**EXERCISE OBJECTIVE**.
Please quote the listing word for word from its start through the line that contains "The extending body 32 is at (657, 417).", inclusive, and leave the pictures out.

**PROVIDED DATA**.
## start
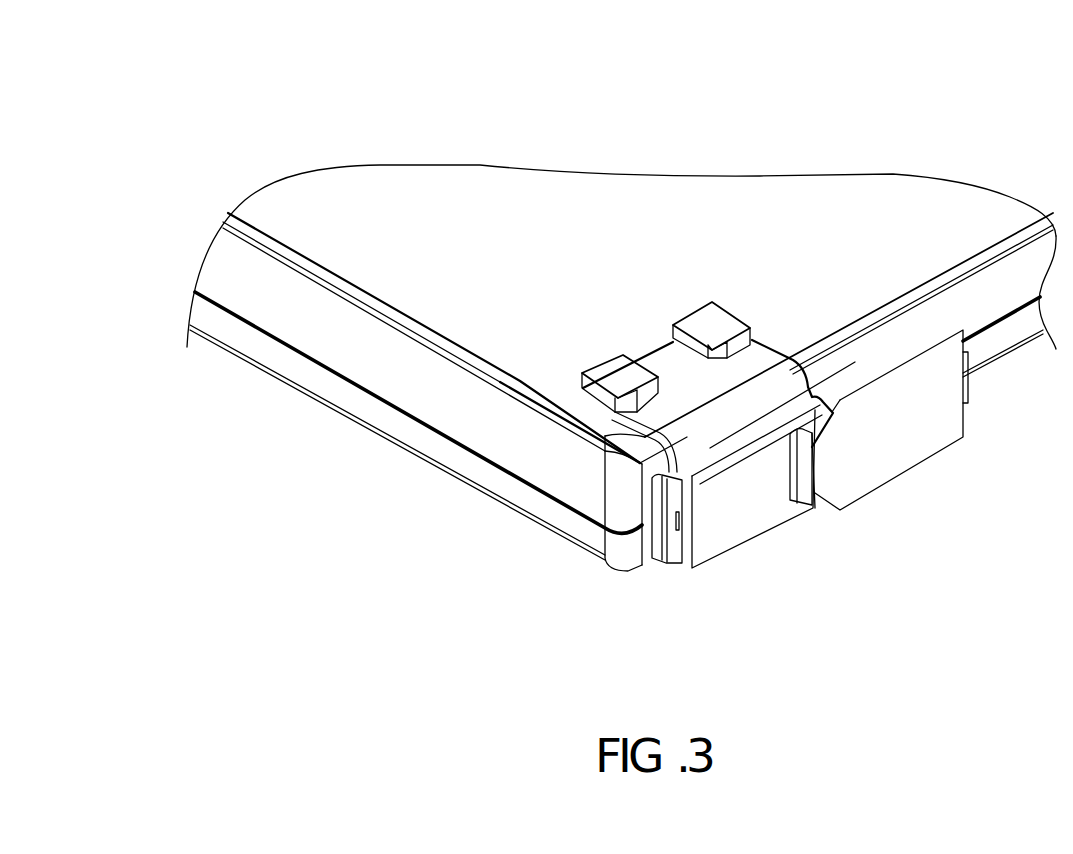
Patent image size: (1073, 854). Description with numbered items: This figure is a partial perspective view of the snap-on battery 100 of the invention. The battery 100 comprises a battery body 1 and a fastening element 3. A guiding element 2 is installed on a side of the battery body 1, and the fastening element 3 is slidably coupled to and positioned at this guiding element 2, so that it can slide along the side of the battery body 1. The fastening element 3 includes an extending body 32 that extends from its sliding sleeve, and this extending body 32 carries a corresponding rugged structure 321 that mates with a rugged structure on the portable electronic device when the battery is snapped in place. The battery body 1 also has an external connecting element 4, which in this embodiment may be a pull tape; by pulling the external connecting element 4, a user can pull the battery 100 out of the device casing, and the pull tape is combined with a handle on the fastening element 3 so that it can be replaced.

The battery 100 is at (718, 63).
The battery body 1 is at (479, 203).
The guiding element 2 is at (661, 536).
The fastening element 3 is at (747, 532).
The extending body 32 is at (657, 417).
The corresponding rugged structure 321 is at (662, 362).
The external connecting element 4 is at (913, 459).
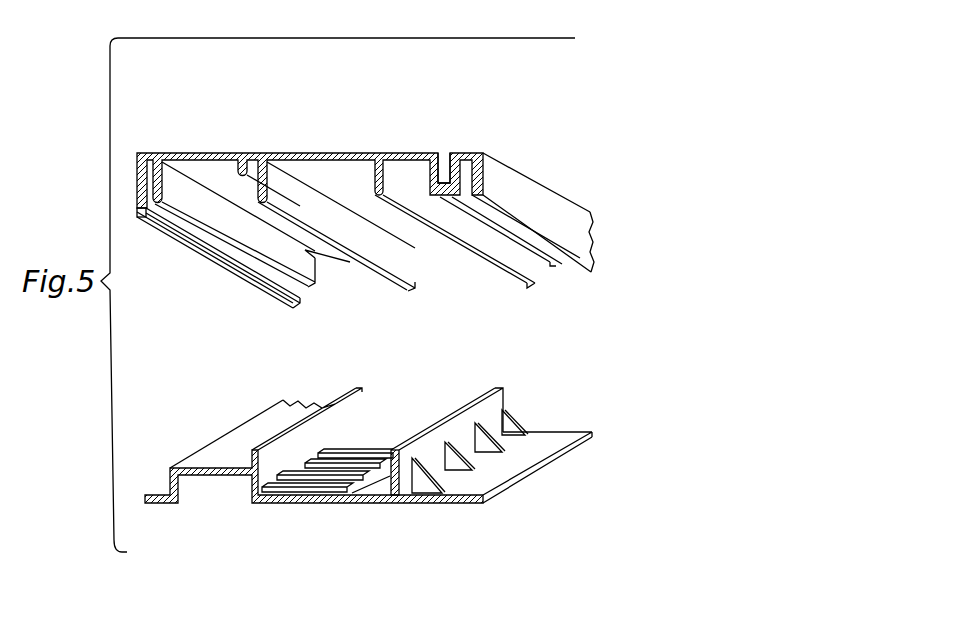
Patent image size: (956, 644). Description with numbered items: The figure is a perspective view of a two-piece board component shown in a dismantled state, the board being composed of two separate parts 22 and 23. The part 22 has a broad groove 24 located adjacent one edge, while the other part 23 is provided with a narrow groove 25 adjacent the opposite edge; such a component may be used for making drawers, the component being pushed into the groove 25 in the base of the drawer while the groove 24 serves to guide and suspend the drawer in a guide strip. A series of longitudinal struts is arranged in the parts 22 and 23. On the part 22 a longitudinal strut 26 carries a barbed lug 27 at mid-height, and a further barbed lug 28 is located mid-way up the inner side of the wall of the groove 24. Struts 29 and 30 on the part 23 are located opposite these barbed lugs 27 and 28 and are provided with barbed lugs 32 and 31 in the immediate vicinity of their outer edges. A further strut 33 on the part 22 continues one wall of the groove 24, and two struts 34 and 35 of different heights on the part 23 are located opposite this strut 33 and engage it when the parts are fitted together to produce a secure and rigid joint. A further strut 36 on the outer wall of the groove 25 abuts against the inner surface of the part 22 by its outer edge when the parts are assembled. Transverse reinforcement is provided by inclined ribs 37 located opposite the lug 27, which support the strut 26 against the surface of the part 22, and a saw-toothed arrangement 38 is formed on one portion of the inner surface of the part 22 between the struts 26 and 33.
## end
**TASK RESPONSE**.
Patent image size: (1073, 854). Description with numbered items: This figure is a partial perspective view of the snap-on battery 100 of the invention. The battery 100 comprises a battery body 1 and a fastening element 3. A guiding element 2 is installed on a side of the battery body 1, and the fastening element 3 is slidably coupled to and positioned at this guiding element 2, so that it can slide along the side of the battery body 1. The fastening element 3 includes an extending body 32 that extends from its sliding sleeve, and this extending body 32 carries a corresponding rugged structure 321 that mates with a rugged structure on the portable electronic device when the battery is snapped in place. The battery body 1 also has an external connecting element 4, which in this embodiment may be a pull tape; by pulling the external connecting element 4, a user can pull the battery 100 out of the device casing, and the pull tape is combined with a handle on the fastening element 3 so that it can be replaced.

The battery 100 is at (718, 63).
The battery body 1 is at (479, 203).
The guiding element 2 is at (661, 536).
The fastening element 3 is at (747, 532).
The extending body 32 is at (657, 417).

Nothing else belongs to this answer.